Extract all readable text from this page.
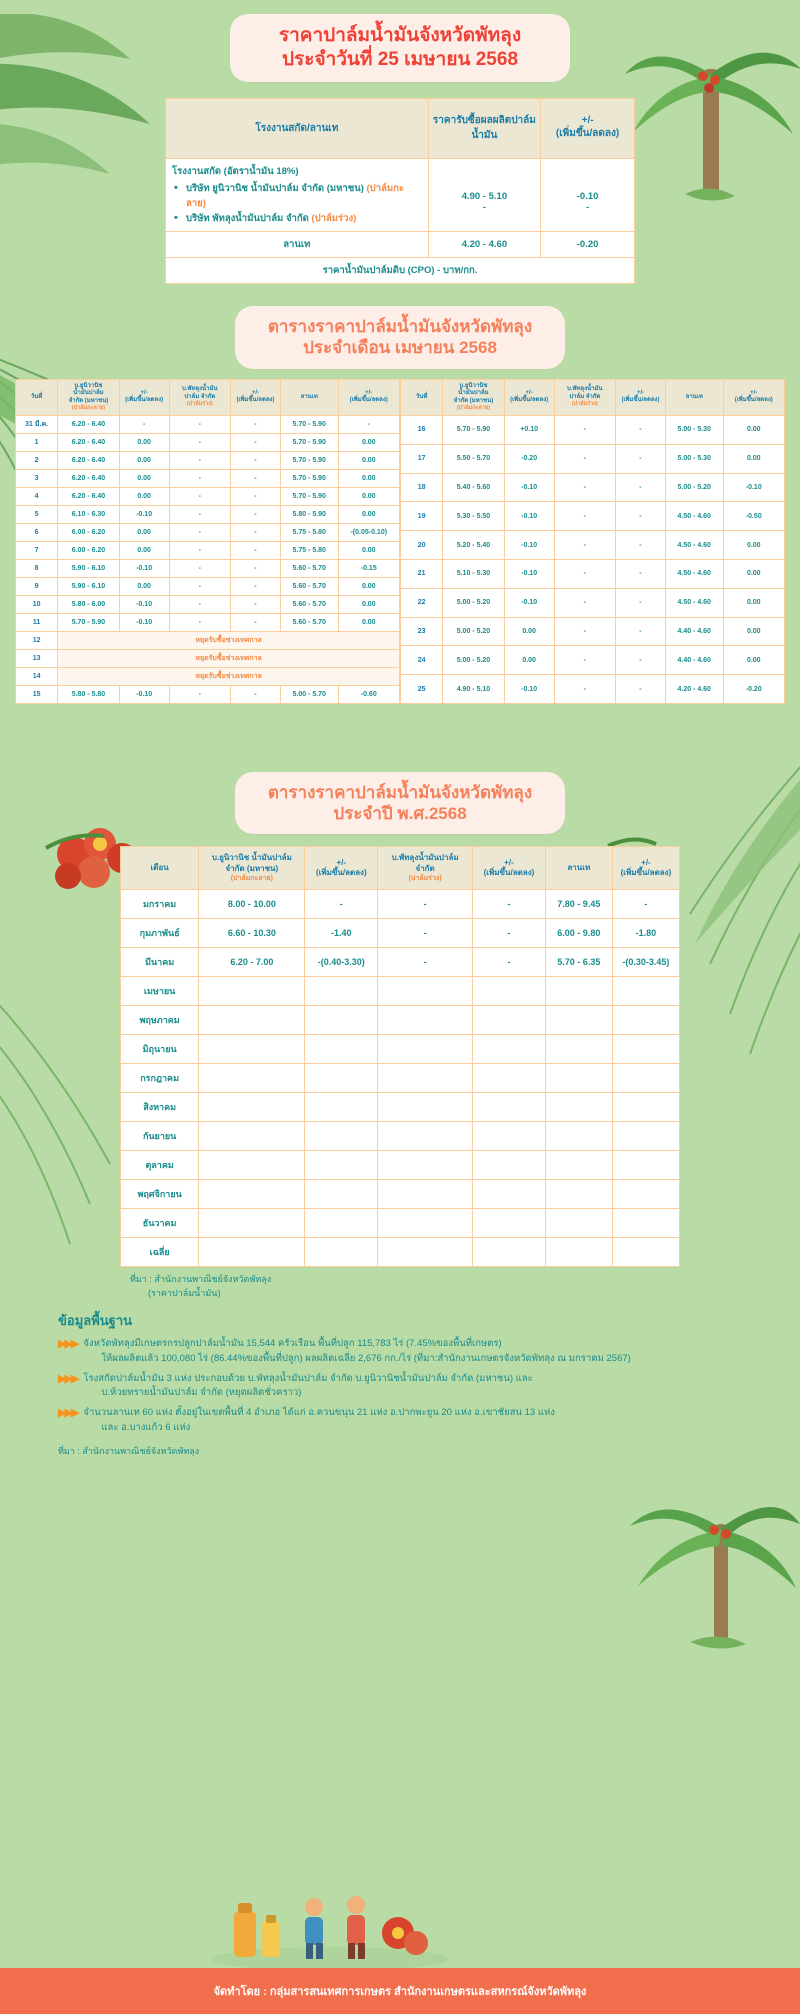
ราคาปาล์มน้ำมันจังหวัดพัทลุง
ประจำวันที่ 25 เมษายน 2568
โรงงานสกัด/ลานเท	ราคารับซื้อผลผลิตปาล์มน้ำมัน	+/-
(เพิ่มขึ้น/ลดลง)

โรงงานสกัด (อัตราน้ำมัน 18%)
• บริษัท ยูนิวานิช น้ำมันปาล์ม จำกัด (มหาชน) (ปาล์มกะลาย)
• บริษัท พัทลุงน้ำมันปาล์ม จำกัด (ปาล์มร่วง)

4.90 - 5.10
-

-0.10
-

ลานเท	4.20 - 4.60	-0.20
ราคาน้ำมันปาล์มดิบ (CPO) - บาท/กก.		
ตารางราคาปาล์มน้ำมันจังหวัดพัทลุง
ประจำเดือน เมษายน 2568
วันที่	บ.ยูนิวานิช
น้ำมันปาล์ม
จำกัด (มหาชน)
(ปาล์มกะลาย)	+/-
(เพิ่มขึ้น/ลดลง)	บ.พัทลุงน้ำมัน
ปาล์ม จำกัด
(ปาล์มร่วง)	+/-
(เพิ่มขึ้น/ลดลง)	ลานเท	+/-
(เพิ่มขึ้น/ลดลง)
31 มี.ค.	6.20 - 6.40	-	-	-	5.70 - 5.90	-
1	6.20 - 6.40	0.00	-	-	5.70 - 5.90	0.00
2	6.20 - 6.40	0.00	-	-	5.70 - 5.90	0.00
3	6.20 - 6.40	0.00	-	-	5.70 - 5.90	0.00
4	6.20 - 6.40	0.00	-	-	5.70 - 5.90	0.00
5	6.10 - 6.30	-0.10	-	-	5.80 - 5.90	0.00
6	6.00 - 6.20	0.00	-	-	5.75 - 5.80	-(0.05-0.10)
7	6.00 - 6.20	0.00	-	-	5.75 - 5.80	0.00
8	5.90 - 6.10	-0.10	-	-	5.60 - 5.70	-0.15
9	5.90 - 6.10	0.00	-	-	5.60 - 5.70	0.00
10	5.80 - 6.00	-0.10	-	-	5.60 - 5.70	0.00
11	5.70 - 5.90	-0.10	-	-	5.60 - 5.70	0.00
12	หยุดรับซื้อช่วงเทศกาล					
13	หยุดรับซื้อช่วงเทศกาล					
14	หยุดรับซื้อช่วงเทศกาล					
15	5.80 - 5.80	-0.10	-	-	5.00 - 5.70	-0.60
วันที่	บ.ยูนิวานิช
น้ำมันปาล์ม
จำกัด (มหาชน)
(ปาล์มกะลาย)	+/-
(เพิ่มขึ้น/ลดลง)	บ.พัทลุงน้ำมัน
ปาล์ม จำกัด
(ปาล์มร่วง)	+/-
(เพิ่มขึ้น/ลดลง)	ลานเท	+/-
(เพิ่มขึ้น/ลดลง)
16	5.70 - 5.90	+0.10	-	-	5.00 - 5.30	0.00
17	5.50 - 5.70	-0.20	-	-	5.00 - 5.30	0.00
18	5.40 - 5.60	-0.10	-	-	5.00 - 5.20	-0.10
19	5.30 - 5.50	-0.10	-	-	4.50 - 4.60	-0.50
20	5.20 - 5.40	-0.10	-	-	4.50 - 4.60	0.00
21	5.10 - 5.30	-0.10	-	-	4.50 - 4.60	0.00
22	5.00 - 5.20	-0.10	-	-	4.50 - 4.60	0.00
23	5.00 - 5.20	0.00	-	-	4.40 - 4.60	0.00
24	5.00 - 5.20	0.00	-	-	4.40 - 4.60	0.00
25	4.90 - 5.10	-0.10	-	-	4.20 - 4.60	-0.20
ตารางราคาปาล์มน้ำมันจังหวัดพัทลุง
ประจำปี พ.ศ.2568
เดือน	บ.ยูนิวานิช น้ำมันปาล์ม
จำกัด (มหาชน)
(ปาล์มกะลาย)	+/-
(เพิ่มขึ้น/ลดลง)	บ.พัทลุงน้ำมันปาล์ม
จำกัด
(ปาล์มร่วง)	+/-
(เพิ่มขึ้น/ลดลง)	ลานเท	+/-
(เพิ่มขึ้น/ลดลง)
มกราคม	8.00 - 10.00	-	-	-	7.80 - 9.45	-
กุมภาพันธ์	6.60 - 10.30	-1.40	-	-	6.00 - 9.80	-1.80
มีนาคม	6.20 - 7.00	-(0.40-3.30)	-	-	5.70 - 6.35	-(0.30-3.45)
เมษายน						
พฤษภาคม						
มิถุนายน						
กรกฎาคม						
สิงหาคม						
กันยายน						
ตุลาคม						
พฤศจิกายน						
ธันวาคม						
เฉลี่ย						
ที่มา : สำนักงานพาณิชย์จังหวัดพัทลุง
(ราคาปาล์มน้ำมัน)
ข้อมูลพื้นฐาน
▶▶▶ จังหวัดพัทลุงมีเกษตรกรปลูกปาล์มน้ำมัน 15,544 ครัวเรือน พื้นที่ปลูก 115,783 ไร่ (7.45%ของพื้นที่เกษตร)
ให้ผลผลิตแล้ว 100,080 ไร่ (86.44%ของพื้นที่ปลูก) ผลผลิตเฉลี่ย 2,676 กก./ไร่ (ที่มา:สำนักงานเกษตรจังหวัดพัทลุง ณ มกราคม 2567)
▶▶▶ โรงสกัดปาล์มน้ำมัน 3 แห่ง ประกอบด้วย บ.พัทลุงน้ำมันปาล์ม จำกัด บ.ยูนิวานิชน้ำมันปาล์ม จำกัด (มหาชน) และ
บ.ห้วยทรายน้ำมันปาล์ม จำกัด (หยุดผลิตชั่วคราว)
▶▶▶ จำนวนลานเท 60 แห่ง ตั้งอยู่ในเขตพื้นที่ 4 อำเภอ ได้แก่ อ.ควนขนุน 21 แห่ง อ.ปากพะยูน 20 แห่ง อ.เขาชัยสน 13 แห่ง
และ อ.บางแก้ว 6 แห่ง
ที่มา : สำนักงานพาณิชย์จังหวัดพัทลุง
จัดทำโดย : กลุ่มสารสนเทศการเกษตร สำนักงานเกษตรและสหกรณ์จังหวัดพัทลุง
========================
Brief: Give the data above again in full and unchanged, skipping the pictures.

Task answer:
Extract all readable text from this page.
ราคาปาล์มน้ำมันจังหวัดพัทลุง
ประจำวันที่ 25 เมษายน 2568
โรงงานสกัด/ลานเท	ราคารับซื้อผลผลิตปาล์มน้ำมัน	+/-
(เพิ่มขึ้น/ลดลง)

โรงงานสกัด (อัตราน้ำมัน 18%)
• บริษัท ยูนิวานิช น้ำมันปาล์ม จำกัด (มหาชน) (ปาล์มกะลาย)
• บริษัท พัทลุงน้ำมันปาล์ม จำกัด (ปาล์มร่วง)

4.90 - 5.10
-

-0.10
-

ลานเท	4.20 - 4.60	-0.20
ราคาน้ำมันปาล์มดิบ (CPO) - บาท/กก.		
ตารางราคาปาล์มน้ำมันจังหวัดพัทลุง
ประจำเดือน เมษายน 2568
วันที่	บ.ยูนิวานิช
น้ำมันปาล์ม
จำกัด (มหาชน)
(ปาล์มกะลาย)	+/-
(เพิ่มขึ้น/ลดลง)	บ.พัทลุงน้ำมัน
ปาล์ม จำกัด
(ปาล์มร่วง)	+/-
(เพิ่มขึ้น/ลดลง)	ลานเท	+/-
(เพิ่มขึ้น/ลดลง)
31 มี.ค.	6.20 - 6.40	-	-	-	5.70 - 5.90	-
1	6.20 - 6.40	0.00	-	-	5.70 - 5.90	0.00
2	6.20 - 6.40	0.00	-	-	5.70 - 5.90	0.00
3	6.20 - 6.40	0.00	-	-	5.70 - 5.90	0.00
4	6.20 - 6.40	0.00	-	-	5.70 - 5.90	0.00
5	6.10 - 6.30	-0.10	-	-	5.80 - 5.90	0.00
6	6.00 - 6.20	0.00	-	-	5.75 - 5.80	-(0.05-0.10)
7	6.00 - 6.20	0.00	-	-	5.75 - 5.80	0.00
8	5.90 - 6.10	-0.10	-	-	5.60 - 5.70	-0.15
9	5.90 - 6.10	0.00	-	-	5.60 - 5.70	0.00
10	5.80 - 6.00	-0.10	-	-	5.60 - 5.70	0.00
11	5.70 - 5.90	-0.10	-	-	5.60 - 5.70	0.00
12	หยุดรับซื้อช่วงเทศกาล					
13	หยุดรับซื้อช่วงเทศกาล					
14	หยุดรับซื้อช่วงเทศกาล					
15	5.80 - 5.80	-0.10	-	-	5.00 - 5.70	-0.60
วันที่	บ.ยูนิวานิช
น้ำมันปาล์ม
จำกัด (มหาชน)
(ปาล์มกะลาย)	+/-
(เพิ่มขึ้น/ลดลง)	บ.พัทลุงน้ำมัน
ปาล์ม จำกัด
(ปาล์มร่วง)	+/-
(เพิ่มขึ้น/ลดลง)	ลานเท	+/-
(เพิ่มขึ้น/ลดลง)
16	5.70 - 5.90	+0.10	-	-	5.00 - 5.30	0.00
17	5.50 - 5.70	-0.20	-	-	5.00 - 5.30	0.00
18	5.40 - 5.60	-0.10	-	-	5.00 - 5.20	-0.10
19	5.30 - 5.50	-0.10	-	-	4.50 - 4.60	-0.50
20	5.20 - 5.40	-0.10	-	-	4.50 - 4.60	0.00
21	5.10 - 5.30	-0.10	-	-	4.50 - 4.60	0.00
22	5.00 - 5.20	-0.10	-	-	4.50 - 4.60	0.00
23	5.00 - 5.20	0.00	-	-	4.40 - 4.60	0.00
24	5.00 - 5.20	0.00	-	-	4.40 - 4.60	0.00
25	4.90 - 5.10	-0.10	-	-	4.20 - 4.60	-0.20
ตารางราคาปาล์มน้ำมันจังหวัดพัทลุง
ประจำปี พ.ศ.2568
เดือน	บ.ยูนิวานิช น้ำมันปาล์ม
จำกัด (มหาชน)
(ปาล์มกะลาย)	+/-
(เพิ่มขึ้น/ลดลง)	บ.พัทลุงน้ำมันปาล์ม
จำกัด
(ปาล์มร่วง)	+/-
(เพิ่มขึ้น/ลดลง)	ลานเท	+/-
(เพิ่มขึ้น/ลดลง)
มกราคม	8.00 - 10.00	-	-	-	7.80 - 9.45	-
กุมภาพันธ์	6.60 - 10.30	-1.40	-	-	6.00 - 9.80	-1.80
มีนาคม	6.20 - 7.00	-(0.40-3.30)	-	-	5.70 - 6.35	-(0.30-3.45)
เมษายน						
พฤษภาคม						
มิถุนายน						
กรกฎาคม						
สิงหาคม						
กันยายน						
ตุลาคม						
พฤศจิกายน						
ธันวาคม						
เฉลี่ย						
ที่มา : สำนักงานพาณิชย์จังหวัดพัทลุง
(ราคาปาล์มน้ำมัน)
ข้อมูลพื้นฐาน
▶▶▶ จังหวัดพัทลุงมีเกษตรกรปลูกปาล์มน้ำมัน 15,544 ครัวเรือน พื้นที่ปลูก 115,783 ไร่ (7.45%ของพื้นที่เกษตร)
ให้ผลผลิตแล้ว 100,080 ไร่ (86.44%ของพื้นที่ปลูก) ผลผลิตเฉลี่ย 2,676 กก./ไร่ (ที่มา:สำนักงานเกษตรจังหวัดพัทลุง ณ มกราคม 2567)
▶▶▶ โรงสกัดปาล์มน้ำมัน 3 แห่ง ประกอบด้วย บ.พัทลุงน้ำมันปาล์ม จำกัด บ.ยูนิวานิชน้ำมันปาล์ม จำกัด (มหาชน) และ
บ.ห้วยทรายน้ำมันปาล์ม จำกัด (หยุดผลิตชั่วคราว)
▶▶▶ จำนวนลานเท 60 แห่ง ตั้งอยู่ในเขตพื้นที่ 4 อำเภอ ได้แก่ อ.ควนขนุน 21 แห่ง อ.ปากพะยูน 20 แห่ง อ.เขาชัยสน 13 แห่ง
และ อ.บางแก้ว 6 แห่ง
ที่มา : สำนักงานพาณิชย์จังหวัดพัทลุง
จัดทำโดย : กลุ่มสารสนเทศการเกษตร สำนักงานเกษตรและสหกรณ์จังหวัดพัทลุง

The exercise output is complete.